**Extract provided:**
##############################

To paraphrase the Christian mystic Meister Eckhart, the Godhead manifests as all things while never leaving the Godhead. The divine and its expressions (such as the cosmic map of the Tree of Life) are a unity. In this view, there is no ultimate fall from the Garden of Eden, no great chain of being reaching into God, no emanations, or any reified states or stages. Therefore, the whole path of the Sephirot is provisional by nature and empty of any essential solidity. Of course, this is radical rather than ordinary theology and is not commonly understood. In apophatic mysticism, mystical symbols are used to undo the structures and veils of illusion rather than to describe an ultimate platonic architecture. There is no problem with divine reality itself; only our perception must be corrected.
The Tree might be provisional, but it is a beautiful elaboration. You do not need to know the esoteric formulas of the tree in your search for enlightenment—you can just as easily find a path like Zen, which is intensely beautiful and straightforward. But if you have a complex and colorful mind and like serious esoteric games, you might discover these symbols helpful and illuminating. The contemplative aim of all great non-dual traditions is essentially the same: that is, unity with Aur En Sof, Mahamudra, Rigpa, Christ consciousness—whatever name you like to call God.
The Tree of Life has three pillars: the expansive pole on the right, the contractive bar on the left, and the mediator in the central pillar. This can be compared to the gunas of Hinduism: Rajas, Tamas, and Sattva—energy, inertia, and harmony. Furthermore, The Tree of Life represents the masculine-feminine duality and its integration. The great mother on the left is considered severe, like Kali (because birth is a contraction); the masculine pillar on the right represents mercy (the free energy of luminosity). The central pillar of the sefirot is the integrative force.

##############################

[Labeled region entries]
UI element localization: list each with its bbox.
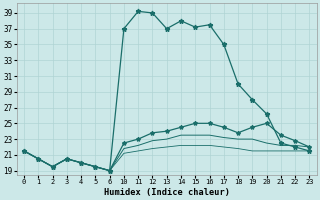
X-axis label: Humidex (Indice chaleur): Humidex (Indice chaleur): [104, 188, 230, 197]
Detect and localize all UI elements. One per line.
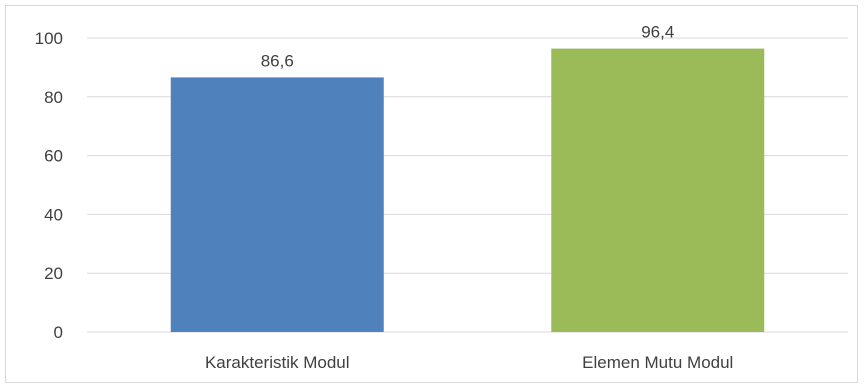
y-tick-label: 80 (44, 88, 63, 107)
x-category-label: Elemen Mutu Modul (582, 353, 733, 372)
bar (170, 77, 384, 333)
data-label: 96,4 (641, 23, 674, 42)
x-category-label: Karakteristik Modul (205, 353, 350, 372)
bar (551, 48, 765, 333)
y-tick-label: 60 (44, 147, 63, 166)
y-tick-label: 0 (54, 323, 63, 342)
y-tick-label: 100 (35, 29, 63, 48)
y-tick-label: 40 (44, 205, 63, 224)
data-label: 86,6 (261, 51, 294, 70)
y-tick-label: 20 (44, 264, 63, 283)
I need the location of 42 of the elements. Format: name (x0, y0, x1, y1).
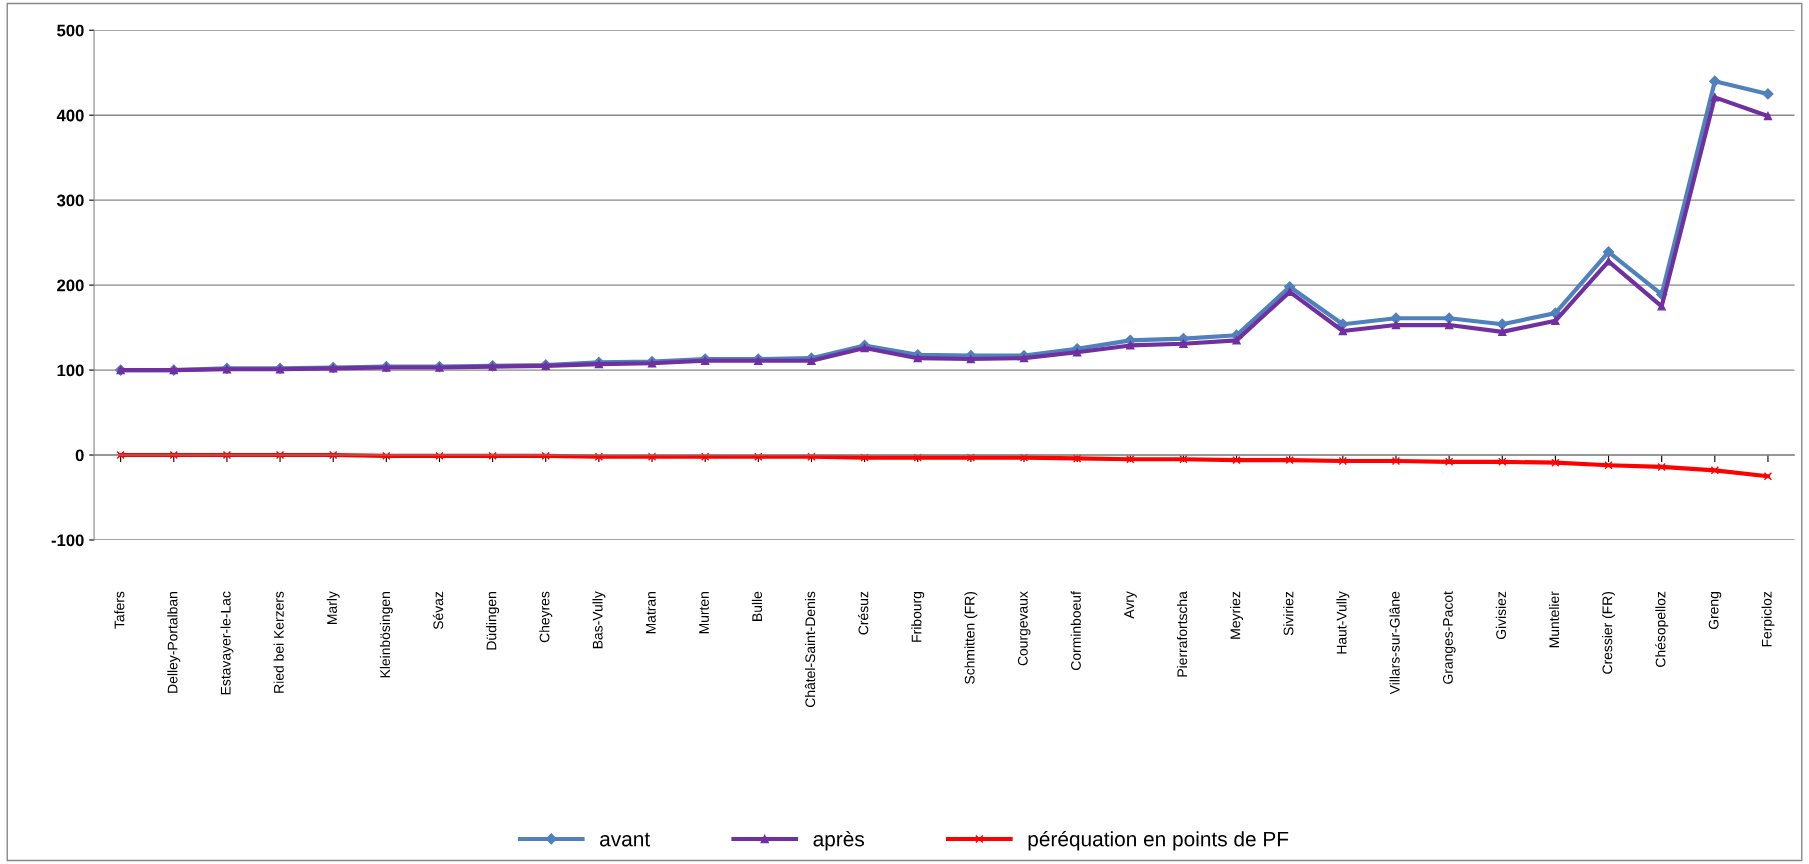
legend-label: avant (600, 832, 650, 847)
x-tick-label: Muntelier (1548, 591, 1560, 648)
x-tick-label: Châtel-Saint-Denis (804, 591, 816, 707)
x-tick-label: Delley-Portalban (167, 592, 181, 693)
y-tick-label: 100 (57, 364, 84, 377)
x-tick-label: Corminboeuf (1070, 591, 1081, 670)
x-tick-label: Fribourg (911, 592, 925, 642)
x-tick-label: Haut-Vully (1336, 591, 1350, 654)
x-tick-label: Granges-Pacot (1443, 591, 1456, 684)
x-tick-label: Estavayer-le-Lac (220, 591, 234, 695)
legend-label: après (813, 830, 864, 851)
y-tick-label: 200 (57, 279, 84, 292)
x-tick-label: Murten (699, 592, 709, 634)
x-tick-label: Cheyres (539, 591, 553, 643)
x-tick-label: Ferpicloz (1761, 591, 1775, 647)
y-tick-label: 0 (75, 449, 84, 462)
x-tick-label: Tafers (114, 591, 125, 629)
legend-label: péréquation en points de PF (1028, 830, 1289, 851)
x-tick-label: Matran (646, 592, 656, 634)
x-tick-label: Marly (326, 591, 340, 624)
x-tick-label: Villars-sur-Glâne (1389, 591, 1400, 695)
x-tick-label: Cressier (FR) (1602, 592, 1616, 674)
x-tick-label: Chésopelloz (1655, 591, 1669, 667)
x-tick-label: Courgevaux (1017, 591, 1031, 666)
x-tick-label: Kleinbösingen (379, 592, 393, 678)
x-tick-label: Avry (1124, 591, 1137, 619)
y-tick-label: 500 (57, 24, 84, 37)
y-tick-label: 400 (56, 109, 84, 122)
x-tick-label: Bas-Vully (592, 591, 606, 649)
x-tick-label: Siviriez (1283, 591, 1294, 636)
x-tick-label: Sévaz (432, 591, 444, 630)
x-tick-label: Ried bei Kerzers (273, 591, 284, 693)
x-tick-label: Pierrafortscha (1176, 591, 1188, 677)
x-tick-label: Givisiez (1495, 591, 1506, 640)
x-tick-label: Meyriez (1230, 591, 1244, 639)
y-tick-label: 300 (56, 194, 84, 207)
x-tick-label: Düdingen (486, 592, 500, 650)
x-tick-label: Crésuz (857, 591, 869, 635)
x-tick-label: Greng (1708, 592, 1722, 630)
x-tick-label: Schmitten (FR) (964, 592, 978, 684)
y-tick-label: -100 (51, 534, 84, 547)
x-tick-label: Bulle (751, 591, 763, 621)
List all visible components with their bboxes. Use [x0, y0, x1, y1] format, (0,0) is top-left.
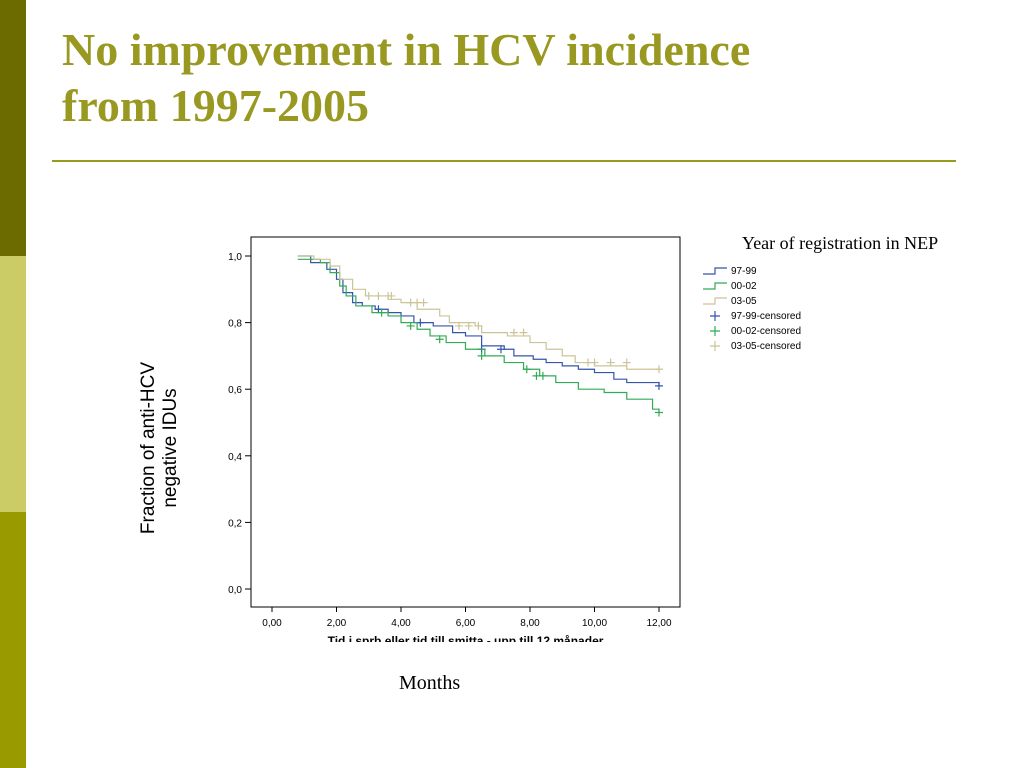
- legend-label: 97-99: [731, 266, 757, 277]
- censor-mark-03-05: [474, 321, 483, 330]
- plot-frame: [250, 236, 681, 608]
- censor-mark-03-05: [606, 358, 615, 367]
- legend-label: 00-02-censored: [731, 326, 801, 337]
- x-tick-label: 2,00: [327, 618, 347, 629]
- y-tick-label: 1,0: [228, 252, 242, 263]
- y-tick-label: 0,2: [228, 518, 242, 529]
- series-line-03-05: [297, 255, 659, 370]
- x-tick-label: 10,00: [582, 618, 607, 629]
- y-tick-label: 0,8: [228, 319, 242, 330]
- legend-swatch-line: [703, 267, 727, 275]
- censor-mark-03-05: [509, 328, 518, 337]
- legend-swatch-censor: [710, 311, 720, 321]
- censor-mark-03-05: [364, 291, 373, 300]
- censor-mark-00-02: [655, 408, 663, 417]
- censor-mark-03-05: [374, 291, 383, 300]
- x-tick-label: 8,00: [520, 618, 540, 629]
- slide-title: No improvement in HCV incidence from 199…: [62, 22, 982, 134]
- accent-bar-mid: [0, 512, 26, 768]
- x-tick-label: 4,00: [391, 618, 411, 629]
- x-tick-label: 6,00: [456, 618, 476, 629]
- y-tick-label: 0,6: [228, 385, 242, 396]
- legend-swatch-line: [703, 282, 727, 290]
- x-axis-label: Tid i sprb eller tid till smitta - upp t…: [328, 634, 604, 648]
- censor-mark-03-05: [590, 358, 599, 367]
- censor-mark-03-05: [455, 321, 464, 330]
- slide-title-line2: from 1997-2005: [62, 80, 370, 131]
- legend-label: 03-05: [731, 296, 757, 307]
- accent-bar-dark: [0, 0, 26, 256]
- y-tick-label: 0,0: [228, 585, 242, 596]
- x-axis-caption: Months: [399, 672, 461, 694]
- censor-mark-00-02: [477, 351, 486, 360]
- censor-mark-03-05: [622, 358, 631, 367]
- legend-swatch-censor: [710, 326, 720, 336]
- legend-label: 97-99-censored: [731, 311, 801, 322]
- series-line-00-02: [297, 258, 660, 413]
- title-divider: [52, 160, 956, 162]
- y-tick-label: 0,4: [228, 452, 242, 463]
- legend-label: 00-02: [731, 281, 757, 292]
- censor-mark-97-99: [655, 381, 663, 390]
- legend-label: 03-05-censored: [731, 341, 801, 352]
- legend-swatch-line: [703, 297, 727, 305]
- censor-mark-00-02: [377, 308, 386, 317]
- legend-title: Year of registration in NEP: [742, 233, 939, 253]
- series-line-97-99: [297, 255, 660, 386]
- censor-mark-00-02: [538, 371, 547, 380]
- x-tick-label: 12,00: [646, 618, 671, 629]
- censor-mark-03-05: [655, 365, 663, 374]
- censor-mark-00-02: [435, 335, 444, 344]
- censor-mark-03-05: [519, 328, 528, 337]
- censor-mark-03-05: [464, 321, 473, 330]
- legend-swatch-censor: [710, 341, 720, 351]
- slide-title-line1: No improvement in HCV incidence: [62, 24, 751, 75]
- censor-mark-00-02: [406, 321, 415, 330]
- censor-mark-00-02: [522, 365, 531, 374]
- censor-mark-03-05: [419, 298, 428, 307]
- x-tick-label: 0,00: [262, 618, 282, 629]
- censor-mark-97-99: [496, 345, 505, 354]
- accent-bar-light: [0, 256, 26, 512]
- censor-mark-03-05: [387, 291, 396, 300]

##############################

**Given problem 1:** Based on the passage on the Tree of Life, say whether each statement agrees with it, answering yes or no and quoting the deciding words. (a) Knowing the esoteric formulas of the tree is necessary in the search for enlightenment. (b) The three pillars of the tree can be compared to the gunas of Hinduism. (c) The masculine pillar on the right represents severity.
**Given problem 2:** Extend the passage on the Tree of Life, picking up right after its final sentence.

**Task result 1:**
(a) No: "You do not need to know the esoteric formulas of the tree in your search for enlightenment"
(b) Yes: "This can be compared to the gunas of Hinduism: Rajas, Tamas, and Sattva"
(c) No: "the masculine pillar on the right represents mercy (the free energy of luminosity)"

**Task result 2:**
Metaphorically speaking, the tree's roots are in the air, and the branches are flowers down below. In ordinary religion, God usually lives up in the sky, but in the mystical traditions, the divine is often described as the ‘ground of being.’ But, as the Buddhists say, form is emptiness, and emptiness is form—above and below are relative notions. This is another way of saying Malkuth (the base) is Keter (the crown), and Keter is Malkuth.
Regarding basic architecture, The Keter is the source and the crown of existence. On the left and right are Chokma and Binah, the ‘heads’ of the masculine and the feminine principle, like a King and Queen, or the left and right hemispheres of the brain. Below that are Chesed, Gevurah, and Tiferet—the second triad of positive, negative, and integrative principles, followed by a third triad, Netzach, Hod, and Yesod—with Malkuth at the base, which is the densest realm. There are also paths between the various attributes.
So there are ten sefirot. The tradition of ten is stated in the Sefer Yetzirah, "Ten sefirot of nothingness, ten and not nine, ten and not eleven.”